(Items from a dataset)
Segment Open

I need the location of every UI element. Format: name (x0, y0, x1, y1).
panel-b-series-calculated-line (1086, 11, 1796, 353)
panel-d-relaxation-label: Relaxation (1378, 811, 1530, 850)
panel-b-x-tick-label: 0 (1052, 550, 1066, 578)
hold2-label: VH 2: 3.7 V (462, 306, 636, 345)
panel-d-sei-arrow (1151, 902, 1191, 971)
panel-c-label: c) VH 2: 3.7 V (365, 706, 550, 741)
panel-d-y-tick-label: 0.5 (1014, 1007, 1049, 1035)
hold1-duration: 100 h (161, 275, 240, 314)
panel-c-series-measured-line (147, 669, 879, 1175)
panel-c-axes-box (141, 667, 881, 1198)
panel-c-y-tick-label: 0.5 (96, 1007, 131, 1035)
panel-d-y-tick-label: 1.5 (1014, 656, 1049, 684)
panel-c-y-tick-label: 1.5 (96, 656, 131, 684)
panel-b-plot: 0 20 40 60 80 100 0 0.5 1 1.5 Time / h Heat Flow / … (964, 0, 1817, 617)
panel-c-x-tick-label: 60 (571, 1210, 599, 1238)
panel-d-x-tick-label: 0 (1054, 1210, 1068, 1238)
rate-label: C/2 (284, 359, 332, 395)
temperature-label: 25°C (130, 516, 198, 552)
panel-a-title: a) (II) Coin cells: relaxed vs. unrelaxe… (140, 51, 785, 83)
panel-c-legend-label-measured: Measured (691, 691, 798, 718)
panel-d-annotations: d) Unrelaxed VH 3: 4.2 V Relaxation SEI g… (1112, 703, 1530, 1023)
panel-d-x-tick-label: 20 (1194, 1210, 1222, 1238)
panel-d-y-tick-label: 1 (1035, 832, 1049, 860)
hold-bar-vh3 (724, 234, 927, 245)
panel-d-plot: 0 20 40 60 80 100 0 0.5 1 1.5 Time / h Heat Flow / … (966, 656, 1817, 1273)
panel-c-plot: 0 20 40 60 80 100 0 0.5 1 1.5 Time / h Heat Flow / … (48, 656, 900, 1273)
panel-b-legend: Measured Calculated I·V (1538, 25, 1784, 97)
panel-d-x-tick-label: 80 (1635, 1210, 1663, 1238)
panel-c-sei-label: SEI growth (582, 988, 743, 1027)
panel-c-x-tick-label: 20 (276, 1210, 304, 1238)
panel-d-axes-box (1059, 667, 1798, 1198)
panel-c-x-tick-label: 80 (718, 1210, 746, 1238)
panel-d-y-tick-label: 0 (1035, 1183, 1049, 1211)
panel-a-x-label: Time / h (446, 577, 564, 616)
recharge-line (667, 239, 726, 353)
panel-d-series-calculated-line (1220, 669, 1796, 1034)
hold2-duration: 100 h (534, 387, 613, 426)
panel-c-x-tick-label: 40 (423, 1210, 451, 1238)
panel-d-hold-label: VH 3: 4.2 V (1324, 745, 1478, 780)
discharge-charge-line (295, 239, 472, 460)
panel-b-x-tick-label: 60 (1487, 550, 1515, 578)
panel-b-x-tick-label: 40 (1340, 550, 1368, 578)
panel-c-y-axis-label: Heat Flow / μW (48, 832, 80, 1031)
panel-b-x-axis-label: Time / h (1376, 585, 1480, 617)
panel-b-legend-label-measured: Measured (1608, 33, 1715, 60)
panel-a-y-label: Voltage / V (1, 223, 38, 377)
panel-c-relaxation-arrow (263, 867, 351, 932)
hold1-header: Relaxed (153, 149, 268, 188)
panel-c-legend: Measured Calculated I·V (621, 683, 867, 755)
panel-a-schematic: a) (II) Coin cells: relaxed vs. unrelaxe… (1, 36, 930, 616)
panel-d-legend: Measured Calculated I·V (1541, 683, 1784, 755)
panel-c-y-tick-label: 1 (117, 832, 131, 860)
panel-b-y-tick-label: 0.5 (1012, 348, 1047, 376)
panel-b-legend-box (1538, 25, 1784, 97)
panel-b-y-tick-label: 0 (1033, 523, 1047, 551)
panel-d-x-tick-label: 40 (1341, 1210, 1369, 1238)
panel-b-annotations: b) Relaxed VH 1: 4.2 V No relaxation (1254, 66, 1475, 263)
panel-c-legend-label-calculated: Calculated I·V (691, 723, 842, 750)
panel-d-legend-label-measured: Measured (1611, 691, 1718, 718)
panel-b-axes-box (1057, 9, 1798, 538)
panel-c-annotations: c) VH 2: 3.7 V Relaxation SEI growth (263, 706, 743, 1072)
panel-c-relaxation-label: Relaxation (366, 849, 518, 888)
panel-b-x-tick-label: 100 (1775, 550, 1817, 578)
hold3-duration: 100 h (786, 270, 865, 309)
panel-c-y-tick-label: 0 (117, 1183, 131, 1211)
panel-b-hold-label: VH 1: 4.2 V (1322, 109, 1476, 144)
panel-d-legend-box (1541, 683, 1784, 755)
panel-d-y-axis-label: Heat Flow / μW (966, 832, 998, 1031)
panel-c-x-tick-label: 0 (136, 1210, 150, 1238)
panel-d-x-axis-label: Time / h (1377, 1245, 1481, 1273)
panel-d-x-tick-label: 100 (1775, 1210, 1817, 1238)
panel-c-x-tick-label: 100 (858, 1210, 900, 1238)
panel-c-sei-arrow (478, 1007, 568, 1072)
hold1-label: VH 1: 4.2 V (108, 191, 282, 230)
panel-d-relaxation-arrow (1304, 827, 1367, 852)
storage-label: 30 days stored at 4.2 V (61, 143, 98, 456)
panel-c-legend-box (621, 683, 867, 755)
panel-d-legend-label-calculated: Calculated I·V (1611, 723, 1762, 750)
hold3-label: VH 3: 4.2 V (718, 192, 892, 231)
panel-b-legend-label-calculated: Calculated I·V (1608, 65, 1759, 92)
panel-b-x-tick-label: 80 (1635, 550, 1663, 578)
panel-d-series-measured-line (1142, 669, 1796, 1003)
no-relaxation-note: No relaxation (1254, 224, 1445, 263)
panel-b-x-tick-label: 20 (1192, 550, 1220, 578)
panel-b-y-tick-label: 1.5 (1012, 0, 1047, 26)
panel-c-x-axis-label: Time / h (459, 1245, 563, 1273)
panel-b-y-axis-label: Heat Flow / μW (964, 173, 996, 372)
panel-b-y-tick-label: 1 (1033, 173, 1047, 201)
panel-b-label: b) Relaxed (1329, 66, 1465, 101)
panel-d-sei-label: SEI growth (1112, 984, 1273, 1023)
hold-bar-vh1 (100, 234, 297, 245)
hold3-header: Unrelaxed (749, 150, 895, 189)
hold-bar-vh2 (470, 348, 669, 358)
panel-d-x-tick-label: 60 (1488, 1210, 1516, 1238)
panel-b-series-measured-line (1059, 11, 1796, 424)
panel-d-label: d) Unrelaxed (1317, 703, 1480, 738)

Segment Closed

**What you will do**
Every line of the data above is to be copied out exactly.

**Solution to this task**
I need the location of every UI element. Format: name (x0, y0, x1, y1).
panel-b-series-calculated-line (1086, 11, 1796, 353)
panel-d-relaxation-label: Relaxation (1378, 811, 1530, 850)
panel-b-x-tick-label: 0 (1052, 550, 1066, 578)
hold2-label: VH 2: 3.7 V (462, 306, 636, 345)
panel-d-sei-arrow (1151, 902, 1191, 971)
panel-c-label: c) VH 2: 3.7 V (365, 706, 550, 741)
panel-d-y-tick-label: 0.5 (1014, 1007, 1049, 1035)
hold1-duration: 100 h (161, 275, 240, 314)
panel-c-series-measured-line (147, 669, 879, 1175)
panel-c-axes-box (141, 667, 881, 1198)
panel-c-y-tick-label: 0.5 (96, 1007, 131, 1035)
panel-d-y-tick-label: 1.5 (1014, 656, 1049, 684)
panel-c-y-tick-label: 1.5 (96, 656, 131, 684)
panel-b-plot: 0 20 40 60 80 100 0 0.5 1 1.5 Time / h Heat Flow / … (964, 0, 1817, 617)
panel-c-x-tick-label: 60 (571, 1210, 599, 1238)
panel-d-x-tick-label: 0 (1054, 1210, 1068, 1238)
rate-label: C/2 (284, 359, 332, 395)
temperature-label: 25°C (130, 516, 198, 552)
panel-a-title: a) (II) Coin cells: relaxed vs. unrelaxe… (140, 51, 785, 83)
panel-c-legend-label-measured: Measured (691, 691, 798, 718)
panel-d-annotations: d) Unrelaxed VH 3: 4.2 V Relaxation SEI g… (1112, 703, 1530, 1023)
panel-d-x-tick-label: 20 (1194, 1210, 1222, 1238)
panel-d-y-tick-label: 1 (1035, 832, 1049, 860)
hold-bar-vh3 (724, 234, 927, 245)
panel-d-plot: 0 20 40 60 80 100 0 0.5 1 1.5 Time / h Heat Flow / … (966, 656, 1817, 1273)
panel-c-plot: 0 20 40 60 80 100 0 0.5 1 1.5 Time / h Heat Flow / … (48, 656, 900, 1273)
panel-b-legend: Measured Calculated I·V (1538, 25, 1784, 97)
panel-d-x-tick-label: 80 (1635, 1210, 1663, 1238)
panel-c-sei-label: SEI growth (582, 988, 743, 1027)
panel-c-x-tick-label: 20 (276, 1210, 304, 1238)
panel-d-axes-box (1059, 667, 1798, 1198)
panel-c-x-tick-label: 80 (718, 1210, 746, 1238)
panel-d-y-tick-label: 0 (1035, 1183, 1049, 1211)
panel-a-x-label: Time / h (446, 577, 564, 616)
recharge-line (667, 239, 726, 353)
panel-d-series-calculated-line (1220, 669, 1796, 1034)
hold2-duration: 100 h (534, 387, 613, 426)
panel-c-x-tick-label: 40 (423, 1210, 451, 1238)
panel-d-hold-label: VH 3: 4.2 V (1324, 745, 1478, 780)
discharge-charge-line (295, 239, 472, 460)
panel-b-x-tick-label: 60 (1487, 550, 1515, 578)
panel-b-x-tick-label: 40 (1340, 550, 1368, 578)
panel-c-y-axis-label: Heat Flow / μW (48, 832, 80, 1031)
panel-b-x-axis-label: Time / h (1376, 585, 1480, 617)
panel-b-legend-label-measured: Measured (1608, 33, 1715, 60)
panel-a-y-label: Voltage / V (1, 223, 38, 377)
panel-c-relaxation-arrow (263, 867, 351, 932)
hold1-header: Relaxed (153, 149, 268, 188)
panel-c-legend: Measured Calculated I·V (621, 683, 867, 755)
panel-a-schematic: a) (II) Coin cells: relaxed vs. unrelaxe… (1, 36, 930, 616)
panel-d-legend: Measured Calculated I·V (1541, 683, 1784, 755)
panel-c-y-tick-label: 1 (117, 832, 131, 860)
panel-b-y-tick-label: 0.5 (1012, 348, 1047, 376)
panel-b-legend-box (1538, 25, 1784, 97)
panel-b-y-tick-label: 0 (1033, 523, 1047, 551)
panel-d-x-tick-label: 40 (1341, 1210, 1369, 1238)
panel-b-annotations: b) Relaxed VH 1: 4.2 V No relaxation (1254, 66, 1475, 263)
panel-c-legend-label-calculated: Calculated I·V (691, 723, 842, 750)
panel-d-legend-label-measured: Measured (1611, 691, 1718, 718)
panel-b-axes-box (1057, 9, 1798, 538)
panel-c-annotations: c) VH 2: 3.7 V Relaxation SEI growth (263, 706, 743, 1072)
panel-c-relaxation-label: Relaxation (366, 849, 518, 888)
panel-b-x-tick-label: 100 (1775, 550, 1817, 578)
hold3-duration: 100 h (786, 270, 865, 309)
panel-c-y-tick-label: 0 (117, 1183, 131, 1211)
panel-b-hold-label: VH 1: 4.2 V (1322, 109, 1476, 144)
panel-d-legend-box (1541, 683, 1784, 755)
panel-d-y-axis-label: Heat Flow / μW (966, 832, 998, 1031)
panel-c-x-tick-label: 0 (136, 1210, 150, 1238)
panel-d-x-axis-label: Time / h (1377, 1245, 1481, 1273)
panel-d-x-tick-label: 100 (1775, 1210, 1817, 1238)
panel-c-x-tick-label: 100 (858, 1210, 900, 1238)
panel-c-sei-arrow (478, 1007, 568, 1072)
hold1-label: VH 1: 4.2 V (108, 191, 282, 230)
panel-d-relaxation-arrow (1304, 827, 1367, 852)
storage-label: 30 days stored at 4.2 V (61, 143, 98, 456)
panel-c-legend-box (621, 683, 867, 755)
panel-d-legend-label-calculated: Calculated I·V (1611, 723, 1762, 750)
hold3-label: VH 3: 4.2 V (718, 192, 892, 231)
panel-b-legend-label-calculated: Calculated I·V (1608, 65, 1759, 92)
panel-b-x-tick-label: 80 (1635, 550, 1663, 578)
panel-d-series-measured-line (1142, 669, 1796, 1003)
no-relaxation-note: No relaxation (1254, 224, 1445, 263)
panel-b-x-tick-label: 20 (1192, 550, 1220, 578)
panel-b-y-tick-label: 1.5 (1012, 0, 1047, 26)
panel-c-x-axis-label: Time / h (459, 1245, 563, 1273)
panel-b-y-axis-label: Heat Flow / μW (964, 173, 996, 372)
panel-b-y-tick-label: 1 (1033, 173, 1047, 201)
panel-b-label: b) Relaxed (1329, 66, 1465, 101)
panel-d-sei-label: SEI growth (1112, 984, 1273, 1023)
hold-bar-vh1 (100, 234, 297, 245)
hold3-header: Unrelaxed (749, 150, 895, 189)
hold-bar-vh2 (470, 348, 669, 358)
panel-d-x-tick-label: 60 (1488, 1210, 1516, 1238)
panel-b-series-measured-line (1059, 11, 1796, 424)
panel-d-label: d) Unrelaxed (1317, 703, 1480, 738)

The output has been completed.